Article:
◇ ◇ ◇ ◇

Liberation Mosque (), formerly the St. Mary's Cathedral or Holy Mother of God Church (), is located in the Tepebaşı district of Şahinbey, Gaziantep in Turkey. Initially built as an Armenian Apostolic church, it was converted into a stable after the Armenian genocide; and later, into a jail. Sarkis Balyan—the Ottoman-Armenian architect serving Sultan Abdul Hamid II—designed the church. The building was constructed between 1892 and 1893, undertaken by the stonemason Sarkis Taşçıyan. The church was part of a complex which also contained a school and the administrative buildings of the dioceses of the kaza of Antep.

In 1915, almost all of the Gaziantep Armenians were deported to Syrian desert during the genocide. The church was sealed on 22 August 1915; and its sacramentals and furnishings were put in a large stable, then they were bought and sold at an auction. For over three years the cathedral was used by government for military purposes. Next, it was turned into a prison in the early 1920s; and served as this facility until 1970s.

The building was converted into a mosque in 1986. The top half of the bell tower was demolished, the remainder converted into a single-balcony minaret. The bell, which was cast in the 19th century in South America, was taken to Gaziantep Museum.

After renovation, the mosque reopened on 17 June 2017.

◇ ◇ ◇ ◇

Short task: Write out the article on Liberation Mosque in full, word for word. The entries that follow stand apart from the article and are separate material.

◇ ◇ ◇ ◇

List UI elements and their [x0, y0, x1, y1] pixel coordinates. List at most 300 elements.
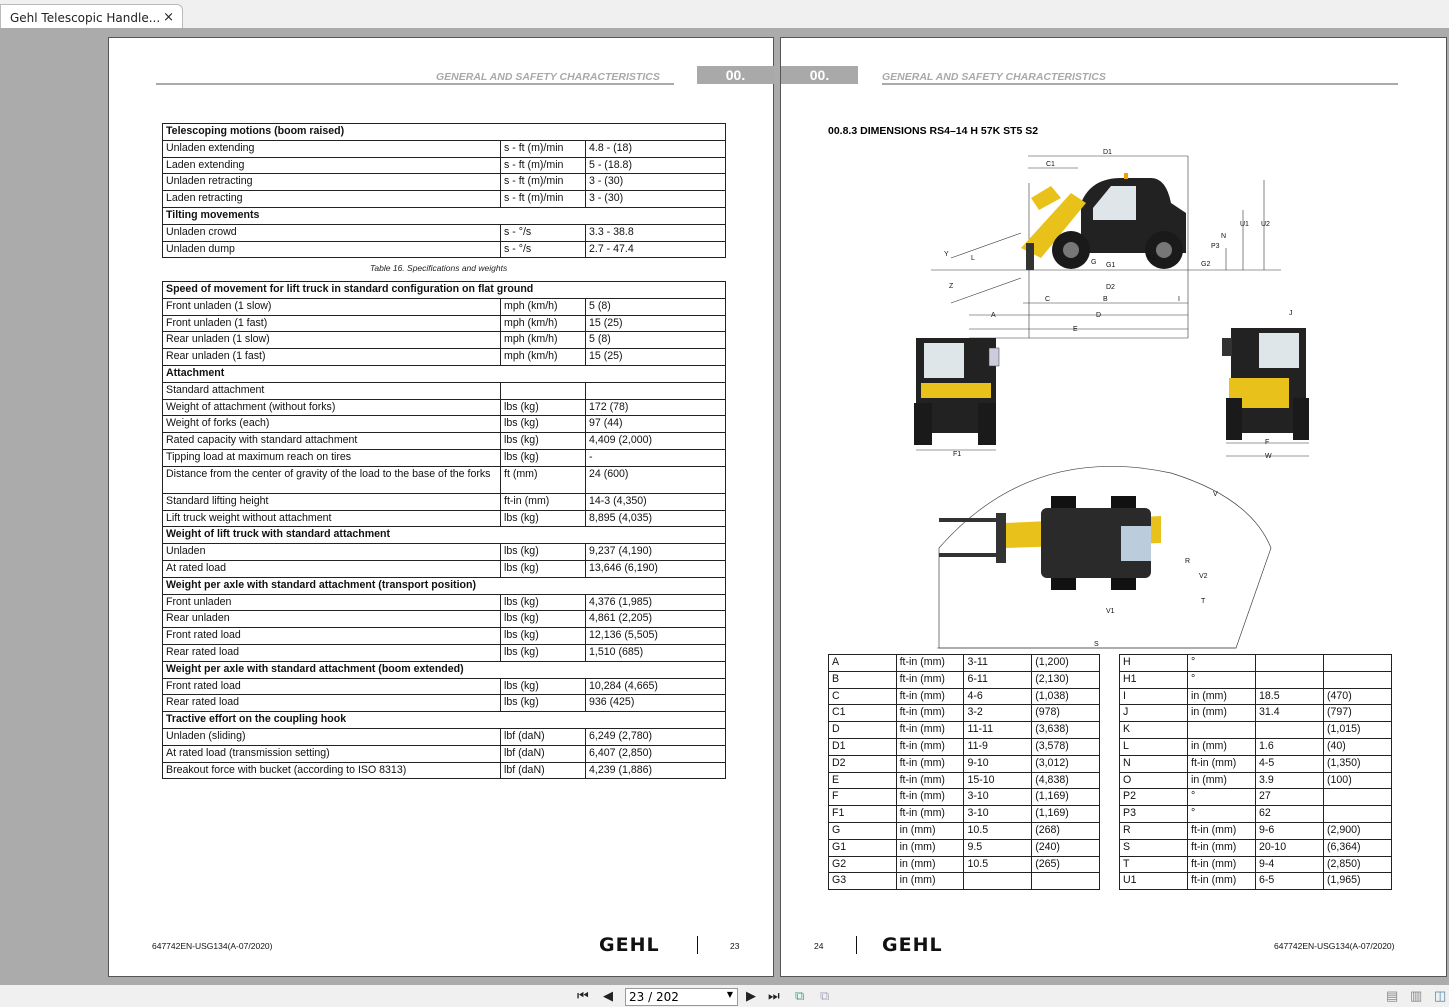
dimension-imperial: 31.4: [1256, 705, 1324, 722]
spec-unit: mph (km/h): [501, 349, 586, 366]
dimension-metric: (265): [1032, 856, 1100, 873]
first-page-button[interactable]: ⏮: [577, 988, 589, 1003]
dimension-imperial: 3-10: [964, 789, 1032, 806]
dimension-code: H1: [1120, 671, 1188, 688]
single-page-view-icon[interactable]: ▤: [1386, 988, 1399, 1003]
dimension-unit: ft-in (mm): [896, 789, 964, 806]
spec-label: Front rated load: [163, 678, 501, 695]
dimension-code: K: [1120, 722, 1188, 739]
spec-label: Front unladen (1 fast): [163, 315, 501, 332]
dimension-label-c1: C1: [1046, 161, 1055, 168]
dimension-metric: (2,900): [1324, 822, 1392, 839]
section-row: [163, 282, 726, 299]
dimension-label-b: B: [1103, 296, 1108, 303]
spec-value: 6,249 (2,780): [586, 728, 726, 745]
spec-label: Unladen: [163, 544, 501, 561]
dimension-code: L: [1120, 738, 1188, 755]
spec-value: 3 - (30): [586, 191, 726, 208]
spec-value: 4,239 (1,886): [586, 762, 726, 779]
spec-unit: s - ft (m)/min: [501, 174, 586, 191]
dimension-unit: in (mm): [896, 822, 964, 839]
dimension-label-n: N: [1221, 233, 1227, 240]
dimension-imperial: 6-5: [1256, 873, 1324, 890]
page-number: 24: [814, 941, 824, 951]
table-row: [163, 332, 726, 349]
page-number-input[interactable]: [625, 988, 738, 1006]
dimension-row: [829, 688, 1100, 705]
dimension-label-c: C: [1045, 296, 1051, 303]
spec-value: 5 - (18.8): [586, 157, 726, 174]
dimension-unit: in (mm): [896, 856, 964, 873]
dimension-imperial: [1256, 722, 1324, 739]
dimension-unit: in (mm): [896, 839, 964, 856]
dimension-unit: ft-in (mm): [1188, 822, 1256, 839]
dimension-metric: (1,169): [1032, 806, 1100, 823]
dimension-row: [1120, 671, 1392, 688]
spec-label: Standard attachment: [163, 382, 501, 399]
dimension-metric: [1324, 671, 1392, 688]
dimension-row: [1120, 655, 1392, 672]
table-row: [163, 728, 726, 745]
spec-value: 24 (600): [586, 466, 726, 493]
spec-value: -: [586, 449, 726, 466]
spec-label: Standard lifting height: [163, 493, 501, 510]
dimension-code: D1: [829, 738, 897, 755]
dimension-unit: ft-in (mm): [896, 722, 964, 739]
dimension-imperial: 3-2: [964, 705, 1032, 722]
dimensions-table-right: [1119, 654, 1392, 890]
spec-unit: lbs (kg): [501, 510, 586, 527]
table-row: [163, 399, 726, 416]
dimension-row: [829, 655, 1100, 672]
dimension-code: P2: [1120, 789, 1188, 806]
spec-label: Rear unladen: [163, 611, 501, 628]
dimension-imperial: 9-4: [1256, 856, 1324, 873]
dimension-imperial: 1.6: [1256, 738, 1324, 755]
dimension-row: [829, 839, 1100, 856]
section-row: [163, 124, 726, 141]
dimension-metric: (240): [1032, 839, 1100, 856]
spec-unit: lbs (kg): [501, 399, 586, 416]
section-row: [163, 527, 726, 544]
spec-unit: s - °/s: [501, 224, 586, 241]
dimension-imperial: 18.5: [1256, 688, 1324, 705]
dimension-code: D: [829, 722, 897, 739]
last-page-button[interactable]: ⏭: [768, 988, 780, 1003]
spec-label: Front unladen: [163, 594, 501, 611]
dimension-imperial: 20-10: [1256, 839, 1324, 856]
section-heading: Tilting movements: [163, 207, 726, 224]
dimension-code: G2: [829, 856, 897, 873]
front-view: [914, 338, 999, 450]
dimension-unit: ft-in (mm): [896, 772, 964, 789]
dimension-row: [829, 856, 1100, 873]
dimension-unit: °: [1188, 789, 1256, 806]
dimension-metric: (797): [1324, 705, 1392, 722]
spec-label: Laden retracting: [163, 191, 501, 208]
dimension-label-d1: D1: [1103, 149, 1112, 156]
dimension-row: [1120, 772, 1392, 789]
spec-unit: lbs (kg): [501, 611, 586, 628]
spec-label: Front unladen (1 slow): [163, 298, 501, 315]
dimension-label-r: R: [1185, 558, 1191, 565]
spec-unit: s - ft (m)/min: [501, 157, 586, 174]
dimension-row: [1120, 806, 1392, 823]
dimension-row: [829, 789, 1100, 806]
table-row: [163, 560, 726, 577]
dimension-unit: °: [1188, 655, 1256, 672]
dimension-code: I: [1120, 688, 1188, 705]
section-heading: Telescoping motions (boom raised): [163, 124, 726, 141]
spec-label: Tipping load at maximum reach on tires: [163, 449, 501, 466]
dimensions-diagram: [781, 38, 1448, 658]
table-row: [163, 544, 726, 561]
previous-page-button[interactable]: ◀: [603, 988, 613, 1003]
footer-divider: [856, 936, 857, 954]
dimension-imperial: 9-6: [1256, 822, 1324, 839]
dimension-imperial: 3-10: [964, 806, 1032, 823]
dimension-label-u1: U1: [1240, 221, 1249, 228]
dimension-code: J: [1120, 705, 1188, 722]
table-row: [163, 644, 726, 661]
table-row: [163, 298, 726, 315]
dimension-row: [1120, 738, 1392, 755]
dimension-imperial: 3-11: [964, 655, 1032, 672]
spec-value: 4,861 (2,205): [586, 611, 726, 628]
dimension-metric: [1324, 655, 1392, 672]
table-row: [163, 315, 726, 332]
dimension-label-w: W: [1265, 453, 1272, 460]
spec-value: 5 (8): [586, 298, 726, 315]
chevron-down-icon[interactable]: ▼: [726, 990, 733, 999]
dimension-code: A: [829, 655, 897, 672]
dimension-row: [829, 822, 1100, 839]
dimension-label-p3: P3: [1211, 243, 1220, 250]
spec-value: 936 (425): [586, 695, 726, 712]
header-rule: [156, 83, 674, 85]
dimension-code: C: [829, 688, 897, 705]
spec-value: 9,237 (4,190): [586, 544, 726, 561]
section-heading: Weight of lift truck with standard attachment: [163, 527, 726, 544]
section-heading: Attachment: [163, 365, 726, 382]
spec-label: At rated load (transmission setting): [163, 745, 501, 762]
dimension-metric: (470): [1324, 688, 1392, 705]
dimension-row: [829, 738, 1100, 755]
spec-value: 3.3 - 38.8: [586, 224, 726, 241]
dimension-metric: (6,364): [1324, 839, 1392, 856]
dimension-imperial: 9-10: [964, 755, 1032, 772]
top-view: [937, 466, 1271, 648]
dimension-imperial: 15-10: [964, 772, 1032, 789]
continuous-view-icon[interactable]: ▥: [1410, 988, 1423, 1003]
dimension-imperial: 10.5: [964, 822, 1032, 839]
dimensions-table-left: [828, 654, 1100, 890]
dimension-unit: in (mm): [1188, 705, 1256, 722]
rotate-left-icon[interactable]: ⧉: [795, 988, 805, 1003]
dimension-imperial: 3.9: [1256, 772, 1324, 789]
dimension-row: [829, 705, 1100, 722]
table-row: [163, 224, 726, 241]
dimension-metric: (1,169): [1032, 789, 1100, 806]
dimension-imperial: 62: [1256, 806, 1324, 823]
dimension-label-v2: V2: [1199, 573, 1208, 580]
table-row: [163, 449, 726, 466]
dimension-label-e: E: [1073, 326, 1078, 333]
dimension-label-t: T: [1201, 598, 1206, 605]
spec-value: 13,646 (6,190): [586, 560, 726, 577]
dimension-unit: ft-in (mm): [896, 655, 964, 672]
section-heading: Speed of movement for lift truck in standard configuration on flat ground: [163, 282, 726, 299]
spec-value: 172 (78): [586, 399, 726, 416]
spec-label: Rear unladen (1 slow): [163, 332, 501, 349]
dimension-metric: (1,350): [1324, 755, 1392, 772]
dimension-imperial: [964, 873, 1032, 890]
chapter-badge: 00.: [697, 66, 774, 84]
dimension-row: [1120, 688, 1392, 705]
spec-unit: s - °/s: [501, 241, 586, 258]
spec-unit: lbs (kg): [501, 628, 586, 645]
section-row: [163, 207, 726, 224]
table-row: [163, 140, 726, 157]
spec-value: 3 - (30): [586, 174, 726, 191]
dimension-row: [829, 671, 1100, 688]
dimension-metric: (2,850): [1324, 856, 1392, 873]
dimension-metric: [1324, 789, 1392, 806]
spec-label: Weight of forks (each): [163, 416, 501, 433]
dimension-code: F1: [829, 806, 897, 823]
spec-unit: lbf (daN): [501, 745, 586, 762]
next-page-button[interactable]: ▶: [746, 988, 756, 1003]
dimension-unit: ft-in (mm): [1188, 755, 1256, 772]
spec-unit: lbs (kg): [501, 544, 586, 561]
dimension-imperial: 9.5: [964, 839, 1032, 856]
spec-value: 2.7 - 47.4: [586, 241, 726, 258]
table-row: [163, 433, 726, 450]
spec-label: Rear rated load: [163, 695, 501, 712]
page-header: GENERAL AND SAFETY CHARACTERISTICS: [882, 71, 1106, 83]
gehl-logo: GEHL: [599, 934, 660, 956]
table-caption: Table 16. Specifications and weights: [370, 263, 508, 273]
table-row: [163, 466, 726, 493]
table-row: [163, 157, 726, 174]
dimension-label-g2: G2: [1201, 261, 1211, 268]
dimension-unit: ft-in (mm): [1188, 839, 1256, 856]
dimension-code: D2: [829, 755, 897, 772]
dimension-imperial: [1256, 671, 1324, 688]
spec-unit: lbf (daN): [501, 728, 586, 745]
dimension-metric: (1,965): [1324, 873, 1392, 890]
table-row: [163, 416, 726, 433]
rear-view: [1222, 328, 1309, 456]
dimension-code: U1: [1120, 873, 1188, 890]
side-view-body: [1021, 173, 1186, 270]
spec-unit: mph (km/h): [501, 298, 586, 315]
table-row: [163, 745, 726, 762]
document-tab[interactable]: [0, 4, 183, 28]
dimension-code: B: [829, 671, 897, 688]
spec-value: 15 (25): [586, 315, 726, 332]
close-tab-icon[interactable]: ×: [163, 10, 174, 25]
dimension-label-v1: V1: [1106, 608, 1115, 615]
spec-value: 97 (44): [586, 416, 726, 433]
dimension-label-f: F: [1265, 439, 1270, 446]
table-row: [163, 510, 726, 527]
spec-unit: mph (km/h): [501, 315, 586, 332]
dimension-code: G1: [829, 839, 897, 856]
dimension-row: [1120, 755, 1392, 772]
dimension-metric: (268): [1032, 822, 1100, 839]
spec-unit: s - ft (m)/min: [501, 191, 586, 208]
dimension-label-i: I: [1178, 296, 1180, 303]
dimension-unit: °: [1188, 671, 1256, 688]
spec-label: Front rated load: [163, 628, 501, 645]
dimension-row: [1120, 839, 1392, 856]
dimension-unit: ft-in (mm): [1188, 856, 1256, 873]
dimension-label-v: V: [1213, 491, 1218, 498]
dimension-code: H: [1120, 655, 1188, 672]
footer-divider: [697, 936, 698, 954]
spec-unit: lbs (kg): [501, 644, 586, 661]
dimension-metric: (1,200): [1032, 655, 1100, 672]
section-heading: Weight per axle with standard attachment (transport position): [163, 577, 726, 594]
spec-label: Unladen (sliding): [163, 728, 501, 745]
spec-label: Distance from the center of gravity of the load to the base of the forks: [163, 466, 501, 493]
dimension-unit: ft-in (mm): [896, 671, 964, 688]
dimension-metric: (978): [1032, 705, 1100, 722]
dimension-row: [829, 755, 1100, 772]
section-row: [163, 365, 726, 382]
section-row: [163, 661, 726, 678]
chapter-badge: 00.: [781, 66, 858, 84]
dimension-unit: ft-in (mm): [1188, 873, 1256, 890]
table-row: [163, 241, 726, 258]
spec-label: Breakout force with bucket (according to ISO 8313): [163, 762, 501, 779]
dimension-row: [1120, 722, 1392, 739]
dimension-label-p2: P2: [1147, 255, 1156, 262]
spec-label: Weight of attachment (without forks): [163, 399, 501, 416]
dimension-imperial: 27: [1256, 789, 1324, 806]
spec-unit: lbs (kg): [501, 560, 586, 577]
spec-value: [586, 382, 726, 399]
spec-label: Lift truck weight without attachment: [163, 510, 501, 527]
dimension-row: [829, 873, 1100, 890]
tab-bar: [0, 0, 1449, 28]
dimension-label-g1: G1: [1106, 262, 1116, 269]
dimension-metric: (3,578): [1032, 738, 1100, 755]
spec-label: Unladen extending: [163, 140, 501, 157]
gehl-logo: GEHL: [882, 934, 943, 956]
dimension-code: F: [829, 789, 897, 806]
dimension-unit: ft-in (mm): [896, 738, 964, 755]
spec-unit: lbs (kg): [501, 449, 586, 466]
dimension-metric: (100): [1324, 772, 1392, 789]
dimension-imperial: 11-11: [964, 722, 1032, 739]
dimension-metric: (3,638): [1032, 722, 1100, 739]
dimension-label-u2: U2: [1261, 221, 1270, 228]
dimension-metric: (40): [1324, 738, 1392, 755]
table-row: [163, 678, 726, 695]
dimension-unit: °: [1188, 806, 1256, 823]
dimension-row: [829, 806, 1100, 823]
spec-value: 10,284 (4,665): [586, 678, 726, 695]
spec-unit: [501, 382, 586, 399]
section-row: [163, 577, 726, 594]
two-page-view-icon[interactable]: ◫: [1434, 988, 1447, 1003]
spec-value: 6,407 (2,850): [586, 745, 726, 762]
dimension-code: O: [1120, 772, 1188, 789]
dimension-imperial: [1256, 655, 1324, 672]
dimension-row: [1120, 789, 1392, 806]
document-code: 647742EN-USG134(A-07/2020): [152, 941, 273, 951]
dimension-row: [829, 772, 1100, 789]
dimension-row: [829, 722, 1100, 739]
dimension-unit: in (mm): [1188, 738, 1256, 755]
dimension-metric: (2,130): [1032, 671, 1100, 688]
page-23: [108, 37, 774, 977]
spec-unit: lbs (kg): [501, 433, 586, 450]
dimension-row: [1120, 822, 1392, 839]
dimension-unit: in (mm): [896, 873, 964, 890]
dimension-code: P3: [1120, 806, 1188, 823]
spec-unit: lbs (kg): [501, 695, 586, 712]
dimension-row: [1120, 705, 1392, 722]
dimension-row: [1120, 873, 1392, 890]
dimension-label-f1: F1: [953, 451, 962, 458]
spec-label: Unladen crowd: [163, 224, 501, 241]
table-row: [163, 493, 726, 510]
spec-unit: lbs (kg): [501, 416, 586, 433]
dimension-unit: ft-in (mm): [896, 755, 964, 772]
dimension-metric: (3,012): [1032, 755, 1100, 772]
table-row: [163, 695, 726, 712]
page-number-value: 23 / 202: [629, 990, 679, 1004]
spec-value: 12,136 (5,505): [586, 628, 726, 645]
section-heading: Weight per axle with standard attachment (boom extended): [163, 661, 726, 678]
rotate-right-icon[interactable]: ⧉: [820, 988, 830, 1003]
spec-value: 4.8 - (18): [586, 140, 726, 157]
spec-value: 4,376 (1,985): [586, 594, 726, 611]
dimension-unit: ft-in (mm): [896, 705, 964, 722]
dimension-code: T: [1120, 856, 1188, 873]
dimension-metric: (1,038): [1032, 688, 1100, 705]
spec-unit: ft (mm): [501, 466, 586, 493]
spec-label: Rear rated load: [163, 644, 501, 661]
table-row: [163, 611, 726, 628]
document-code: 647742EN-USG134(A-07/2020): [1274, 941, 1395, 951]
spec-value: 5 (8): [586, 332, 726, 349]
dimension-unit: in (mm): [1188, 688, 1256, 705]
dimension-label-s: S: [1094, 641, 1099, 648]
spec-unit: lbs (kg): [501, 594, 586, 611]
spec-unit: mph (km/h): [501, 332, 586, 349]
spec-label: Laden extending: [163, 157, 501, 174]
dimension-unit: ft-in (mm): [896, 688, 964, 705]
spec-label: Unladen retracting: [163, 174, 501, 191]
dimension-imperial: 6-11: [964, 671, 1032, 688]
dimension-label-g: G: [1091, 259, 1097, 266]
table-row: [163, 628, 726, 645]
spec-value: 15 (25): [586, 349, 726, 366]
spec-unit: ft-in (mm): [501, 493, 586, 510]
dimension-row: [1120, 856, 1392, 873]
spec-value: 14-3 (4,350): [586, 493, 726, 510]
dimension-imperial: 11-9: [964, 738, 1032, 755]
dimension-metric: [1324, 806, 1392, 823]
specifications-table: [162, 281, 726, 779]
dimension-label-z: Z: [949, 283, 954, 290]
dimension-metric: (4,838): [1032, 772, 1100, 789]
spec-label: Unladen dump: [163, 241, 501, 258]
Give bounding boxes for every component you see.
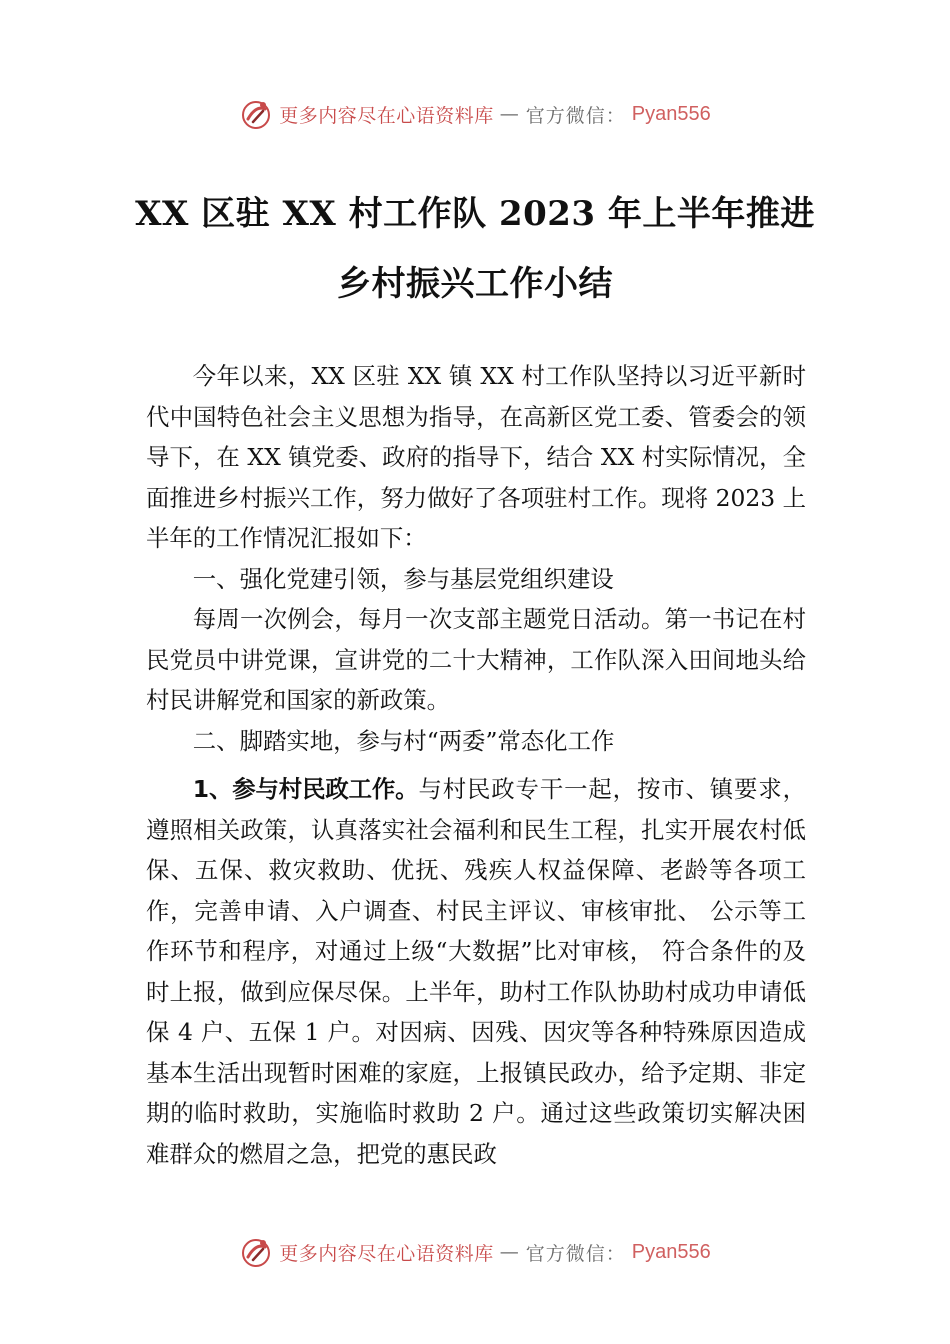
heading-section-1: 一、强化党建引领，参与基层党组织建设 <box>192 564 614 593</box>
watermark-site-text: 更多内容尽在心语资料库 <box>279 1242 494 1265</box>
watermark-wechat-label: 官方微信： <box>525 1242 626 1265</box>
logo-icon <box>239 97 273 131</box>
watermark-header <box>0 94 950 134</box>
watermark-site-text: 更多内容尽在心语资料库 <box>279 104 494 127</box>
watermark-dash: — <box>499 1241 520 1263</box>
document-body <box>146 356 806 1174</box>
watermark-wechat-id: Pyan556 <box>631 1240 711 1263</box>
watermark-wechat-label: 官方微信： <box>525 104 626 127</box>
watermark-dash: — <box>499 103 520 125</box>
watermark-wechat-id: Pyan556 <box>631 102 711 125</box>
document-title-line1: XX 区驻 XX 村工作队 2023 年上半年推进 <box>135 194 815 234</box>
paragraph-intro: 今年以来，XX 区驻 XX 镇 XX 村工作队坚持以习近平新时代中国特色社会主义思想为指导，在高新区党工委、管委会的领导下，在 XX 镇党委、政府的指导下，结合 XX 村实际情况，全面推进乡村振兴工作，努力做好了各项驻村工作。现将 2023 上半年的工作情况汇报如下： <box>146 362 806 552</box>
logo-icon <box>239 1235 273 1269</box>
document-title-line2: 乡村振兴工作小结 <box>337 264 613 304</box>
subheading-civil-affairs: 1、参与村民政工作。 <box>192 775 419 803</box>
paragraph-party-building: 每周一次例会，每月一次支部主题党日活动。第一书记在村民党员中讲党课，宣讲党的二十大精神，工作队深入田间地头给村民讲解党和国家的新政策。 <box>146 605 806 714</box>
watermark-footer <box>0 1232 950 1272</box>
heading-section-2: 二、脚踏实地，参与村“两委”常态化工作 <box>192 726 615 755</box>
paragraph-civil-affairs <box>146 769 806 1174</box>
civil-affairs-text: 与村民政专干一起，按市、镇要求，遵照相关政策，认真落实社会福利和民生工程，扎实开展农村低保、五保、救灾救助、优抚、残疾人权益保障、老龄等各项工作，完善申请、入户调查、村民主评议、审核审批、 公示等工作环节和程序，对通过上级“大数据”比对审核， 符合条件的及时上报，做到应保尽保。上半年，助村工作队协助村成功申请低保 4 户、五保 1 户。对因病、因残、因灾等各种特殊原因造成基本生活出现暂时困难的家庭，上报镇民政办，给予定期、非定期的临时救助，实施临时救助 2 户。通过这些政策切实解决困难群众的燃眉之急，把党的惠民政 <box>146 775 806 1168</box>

◇ ◇ ◇ ◇

Answer to this exercise:
Liberation Mosque (), formerly the St. Mary's Cathedral or Holy Mother of God Church (), is located in the Tepebaşı district of Şahinbey, Gaziantep in Turkey. Initially built as an Armenian Apostolic church, it was converted into a stable after the Armenian genocide; and later, into a jail. Sarkis Balyan—the Ottoman-Armenian architect serving Sultan Abdul Hamid II—designed the church. The building was constructed between 1892 and 1893, undertaken by the stonemason Sarkis Taşçıyan. The church was part of a complex which also contained a school and the administrative buildings of the dioceses of the kaza of Antep.

In 1915, almost all of the Gaziantep Armenians were deported to Syrian desert during the genocide. The church was sealed on 22 August 1915; and its sacramentals and furnishings were put in a large stable, then they were bought and sold at an auction. For over three years the cathedral was used by government for military purposes. Next, it was turned into a prison in the early 1920s; and served as this facility until 1970s.

The building was converted into a mosque in 1986. The top half of the bell tower was demolished, the remainder converted into a single-balcony minaret. The bell, which was cast in the 19th century in South America, was taken to Gaziantep Museum.

After renovation, the mosque reopened on 17 June 2017.